[Dataset rows about figures]
-- Begin --

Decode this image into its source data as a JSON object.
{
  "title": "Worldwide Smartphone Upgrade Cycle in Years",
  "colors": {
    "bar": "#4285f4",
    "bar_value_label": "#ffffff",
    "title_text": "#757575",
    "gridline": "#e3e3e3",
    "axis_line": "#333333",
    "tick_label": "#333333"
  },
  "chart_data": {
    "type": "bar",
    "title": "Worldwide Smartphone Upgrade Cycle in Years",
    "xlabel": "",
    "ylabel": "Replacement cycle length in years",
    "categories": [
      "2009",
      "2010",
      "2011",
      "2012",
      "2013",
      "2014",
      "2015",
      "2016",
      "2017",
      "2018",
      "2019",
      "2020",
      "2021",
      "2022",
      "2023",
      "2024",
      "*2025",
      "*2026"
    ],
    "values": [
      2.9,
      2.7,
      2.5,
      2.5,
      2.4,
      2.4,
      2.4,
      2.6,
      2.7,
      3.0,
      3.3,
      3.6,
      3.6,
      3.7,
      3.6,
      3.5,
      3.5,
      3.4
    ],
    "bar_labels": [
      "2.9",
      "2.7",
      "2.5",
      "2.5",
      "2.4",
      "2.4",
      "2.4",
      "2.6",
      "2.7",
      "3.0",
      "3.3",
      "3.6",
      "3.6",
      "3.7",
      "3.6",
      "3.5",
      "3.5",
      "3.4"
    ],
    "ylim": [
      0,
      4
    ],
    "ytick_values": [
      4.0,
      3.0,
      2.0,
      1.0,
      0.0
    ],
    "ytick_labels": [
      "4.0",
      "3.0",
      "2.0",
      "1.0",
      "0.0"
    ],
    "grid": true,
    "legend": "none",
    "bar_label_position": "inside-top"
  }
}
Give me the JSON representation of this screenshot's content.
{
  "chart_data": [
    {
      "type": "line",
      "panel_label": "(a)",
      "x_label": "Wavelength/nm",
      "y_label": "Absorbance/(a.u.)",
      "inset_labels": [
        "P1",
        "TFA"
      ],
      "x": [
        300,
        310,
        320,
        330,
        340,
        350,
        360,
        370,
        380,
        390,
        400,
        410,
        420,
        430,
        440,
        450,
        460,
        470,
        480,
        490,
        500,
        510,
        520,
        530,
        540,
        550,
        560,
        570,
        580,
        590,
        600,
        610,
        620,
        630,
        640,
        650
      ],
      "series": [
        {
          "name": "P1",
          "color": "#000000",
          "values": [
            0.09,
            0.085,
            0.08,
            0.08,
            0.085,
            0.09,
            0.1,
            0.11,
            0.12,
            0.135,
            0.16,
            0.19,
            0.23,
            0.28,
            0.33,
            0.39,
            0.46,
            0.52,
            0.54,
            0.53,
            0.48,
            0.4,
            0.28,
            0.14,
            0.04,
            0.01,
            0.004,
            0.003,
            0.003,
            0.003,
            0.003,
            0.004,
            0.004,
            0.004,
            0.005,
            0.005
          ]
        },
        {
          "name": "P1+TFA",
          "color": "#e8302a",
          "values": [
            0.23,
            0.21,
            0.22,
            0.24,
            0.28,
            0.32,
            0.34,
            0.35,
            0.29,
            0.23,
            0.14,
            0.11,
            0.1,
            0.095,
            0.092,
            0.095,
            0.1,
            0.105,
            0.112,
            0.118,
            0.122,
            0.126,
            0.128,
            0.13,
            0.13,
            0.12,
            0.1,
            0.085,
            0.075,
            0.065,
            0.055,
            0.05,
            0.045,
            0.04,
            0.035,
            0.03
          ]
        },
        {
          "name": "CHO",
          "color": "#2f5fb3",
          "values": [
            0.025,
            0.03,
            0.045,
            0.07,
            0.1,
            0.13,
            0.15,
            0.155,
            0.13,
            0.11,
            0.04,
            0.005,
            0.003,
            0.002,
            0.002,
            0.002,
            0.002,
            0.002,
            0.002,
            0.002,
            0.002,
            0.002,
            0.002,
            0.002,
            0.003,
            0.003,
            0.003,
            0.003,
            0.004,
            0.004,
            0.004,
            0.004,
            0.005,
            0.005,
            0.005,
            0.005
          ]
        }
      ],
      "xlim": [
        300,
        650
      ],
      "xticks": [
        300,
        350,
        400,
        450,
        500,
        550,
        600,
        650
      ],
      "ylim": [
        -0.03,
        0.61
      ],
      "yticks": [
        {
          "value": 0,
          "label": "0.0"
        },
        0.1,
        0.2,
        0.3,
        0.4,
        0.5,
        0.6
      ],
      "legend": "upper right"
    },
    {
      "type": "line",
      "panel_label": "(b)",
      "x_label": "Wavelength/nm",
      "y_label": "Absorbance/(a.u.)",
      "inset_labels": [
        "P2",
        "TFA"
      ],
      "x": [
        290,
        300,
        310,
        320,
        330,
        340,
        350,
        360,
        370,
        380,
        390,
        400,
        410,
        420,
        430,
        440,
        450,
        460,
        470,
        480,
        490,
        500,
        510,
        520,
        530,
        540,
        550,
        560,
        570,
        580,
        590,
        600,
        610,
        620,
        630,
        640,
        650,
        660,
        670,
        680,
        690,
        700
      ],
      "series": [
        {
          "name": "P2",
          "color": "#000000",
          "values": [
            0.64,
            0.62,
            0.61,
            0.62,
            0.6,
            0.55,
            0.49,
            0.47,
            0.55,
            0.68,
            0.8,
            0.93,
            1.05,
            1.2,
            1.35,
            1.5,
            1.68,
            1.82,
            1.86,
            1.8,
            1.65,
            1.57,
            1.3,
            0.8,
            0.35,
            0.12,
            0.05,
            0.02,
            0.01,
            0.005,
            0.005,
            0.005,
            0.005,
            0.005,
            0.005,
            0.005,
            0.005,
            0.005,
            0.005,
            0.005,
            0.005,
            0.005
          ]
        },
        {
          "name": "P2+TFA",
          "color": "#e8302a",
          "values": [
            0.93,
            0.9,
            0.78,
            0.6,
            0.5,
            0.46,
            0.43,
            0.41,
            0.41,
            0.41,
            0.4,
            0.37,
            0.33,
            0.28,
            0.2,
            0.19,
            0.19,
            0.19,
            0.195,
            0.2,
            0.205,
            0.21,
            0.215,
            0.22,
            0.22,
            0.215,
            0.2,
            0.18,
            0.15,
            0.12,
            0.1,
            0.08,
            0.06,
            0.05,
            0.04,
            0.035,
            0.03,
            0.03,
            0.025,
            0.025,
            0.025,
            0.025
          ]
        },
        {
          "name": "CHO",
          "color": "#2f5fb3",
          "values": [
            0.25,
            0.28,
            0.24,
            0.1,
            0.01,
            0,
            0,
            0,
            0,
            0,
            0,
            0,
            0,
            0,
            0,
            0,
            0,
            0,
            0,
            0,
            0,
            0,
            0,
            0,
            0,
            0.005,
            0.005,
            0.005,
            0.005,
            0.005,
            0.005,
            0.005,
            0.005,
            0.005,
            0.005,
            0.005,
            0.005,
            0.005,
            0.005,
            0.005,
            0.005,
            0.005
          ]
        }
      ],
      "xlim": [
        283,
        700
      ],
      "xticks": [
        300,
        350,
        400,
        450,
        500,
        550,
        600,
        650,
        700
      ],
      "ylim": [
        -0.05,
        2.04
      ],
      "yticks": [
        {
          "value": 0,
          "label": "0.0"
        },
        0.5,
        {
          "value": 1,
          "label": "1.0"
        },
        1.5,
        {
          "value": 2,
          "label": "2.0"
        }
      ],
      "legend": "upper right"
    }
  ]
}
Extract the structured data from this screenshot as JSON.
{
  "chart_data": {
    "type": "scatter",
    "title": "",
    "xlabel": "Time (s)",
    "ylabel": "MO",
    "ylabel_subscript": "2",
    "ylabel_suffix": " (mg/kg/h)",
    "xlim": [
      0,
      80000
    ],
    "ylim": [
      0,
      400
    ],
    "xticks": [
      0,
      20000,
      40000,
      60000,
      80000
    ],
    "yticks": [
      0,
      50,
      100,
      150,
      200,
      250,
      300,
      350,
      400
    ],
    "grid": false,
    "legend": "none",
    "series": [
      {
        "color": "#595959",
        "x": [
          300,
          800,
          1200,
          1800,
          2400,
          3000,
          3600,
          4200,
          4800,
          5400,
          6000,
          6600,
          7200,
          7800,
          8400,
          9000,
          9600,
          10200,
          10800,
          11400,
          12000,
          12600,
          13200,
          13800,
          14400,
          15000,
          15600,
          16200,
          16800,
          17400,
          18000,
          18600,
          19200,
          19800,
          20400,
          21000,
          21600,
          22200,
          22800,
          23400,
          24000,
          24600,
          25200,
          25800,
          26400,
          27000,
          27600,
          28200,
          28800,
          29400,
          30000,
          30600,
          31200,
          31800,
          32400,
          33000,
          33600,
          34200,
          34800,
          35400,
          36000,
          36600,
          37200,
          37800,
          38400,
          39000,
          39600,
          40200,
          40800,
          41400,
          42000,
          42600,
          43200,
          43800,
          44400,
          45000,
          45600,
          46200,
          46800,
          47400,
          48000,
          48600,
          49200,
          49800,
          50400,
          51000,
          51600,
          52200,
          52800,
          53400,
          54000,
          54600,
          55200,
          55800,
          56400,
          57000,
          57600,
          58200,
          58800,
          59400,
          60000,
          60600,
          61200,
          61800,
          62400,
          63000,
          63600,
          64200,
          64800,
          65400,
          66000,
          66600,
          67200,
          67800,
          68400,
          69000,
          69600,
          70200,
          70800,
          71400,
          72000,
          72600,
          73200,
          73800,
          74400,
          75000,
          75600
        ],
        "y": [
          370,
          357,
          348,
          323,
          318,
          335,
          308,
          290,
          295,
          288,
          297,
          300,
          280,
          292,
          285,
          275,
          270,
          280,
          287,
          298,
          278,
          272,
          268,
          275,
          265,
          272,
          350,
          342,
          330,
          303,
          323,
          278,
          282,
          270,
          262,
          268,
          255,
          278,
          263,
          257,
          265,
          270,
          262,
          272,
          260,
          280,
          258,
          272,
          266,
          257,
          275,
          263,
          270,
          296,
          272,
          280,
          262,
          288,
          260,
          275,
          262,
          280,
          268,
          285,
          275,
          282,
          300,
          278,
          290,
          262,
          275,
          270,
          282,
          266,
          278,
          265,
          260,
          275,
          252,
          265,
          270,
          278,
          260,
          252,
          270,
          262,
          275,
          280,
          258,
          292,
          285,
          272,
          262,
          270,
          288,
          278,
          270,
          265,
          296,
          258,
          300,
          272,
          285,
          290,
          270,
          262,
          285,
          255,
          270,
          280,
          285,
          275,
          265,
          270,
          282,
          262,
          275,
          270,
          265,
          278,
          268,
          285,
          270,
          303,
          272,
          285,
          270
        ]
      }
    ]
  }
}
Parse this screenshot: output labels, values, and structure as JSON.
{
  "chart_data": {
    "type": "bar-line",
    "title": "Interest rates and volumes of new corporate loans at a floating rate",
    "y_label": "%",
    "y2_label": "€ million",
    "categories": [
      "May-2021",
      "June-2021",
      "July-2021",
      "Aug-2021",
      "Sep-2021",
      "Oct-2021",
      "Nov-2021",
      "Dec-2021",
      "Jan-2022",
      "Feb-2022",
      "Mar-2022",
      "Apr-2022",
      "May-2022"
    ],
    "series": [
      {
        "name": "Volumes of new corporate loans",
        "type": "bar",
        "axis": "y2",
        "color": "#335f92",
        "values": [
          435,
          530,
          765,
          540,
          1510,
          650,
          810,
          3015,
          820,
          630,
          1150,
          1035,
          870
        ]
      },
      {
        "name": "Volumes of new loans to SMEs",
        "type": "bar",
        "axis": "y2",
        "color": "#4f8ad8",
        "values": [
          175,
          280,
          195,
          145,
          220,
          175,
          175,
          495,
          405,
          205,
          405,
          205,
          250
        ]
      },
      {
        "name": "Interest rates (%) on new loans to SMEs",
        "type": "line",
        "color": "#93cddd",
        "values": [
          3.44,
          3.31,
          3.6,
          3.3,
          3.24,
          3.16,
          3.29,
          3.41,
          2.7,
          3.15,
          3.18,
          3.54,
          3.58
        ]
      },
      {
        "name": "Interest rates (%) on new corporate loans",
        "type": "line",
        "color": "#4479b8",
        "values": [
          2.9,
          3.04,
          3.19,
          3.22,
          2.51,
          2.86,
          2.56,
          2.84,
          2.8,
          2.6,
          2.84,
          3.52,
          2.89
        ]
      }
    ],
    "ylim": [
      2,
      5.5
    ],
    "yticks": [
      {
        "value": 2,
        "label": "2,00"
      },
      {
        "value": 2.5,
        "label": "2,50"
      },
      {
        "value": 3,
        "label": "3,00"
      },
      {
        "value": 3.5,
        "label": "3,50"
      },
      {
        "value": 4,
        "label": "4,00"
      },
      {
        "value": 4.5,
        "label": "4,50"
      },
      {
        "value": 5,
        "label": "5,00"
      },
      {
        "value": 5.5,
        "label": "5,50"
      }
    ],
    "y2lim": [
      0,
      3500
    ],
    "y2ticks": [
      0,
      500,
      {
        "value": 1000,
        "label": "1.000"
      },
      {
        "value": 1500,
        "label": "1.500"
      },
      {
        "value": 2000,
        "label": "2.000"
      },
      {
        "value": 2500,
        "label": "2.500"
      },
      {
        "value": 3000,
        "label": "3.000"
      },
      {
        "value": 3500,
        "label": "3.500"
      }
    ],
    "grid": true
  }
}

-- End --

Goal » Look through the entries above and report the number of lines that contain "name". Write only the number.

Output » 10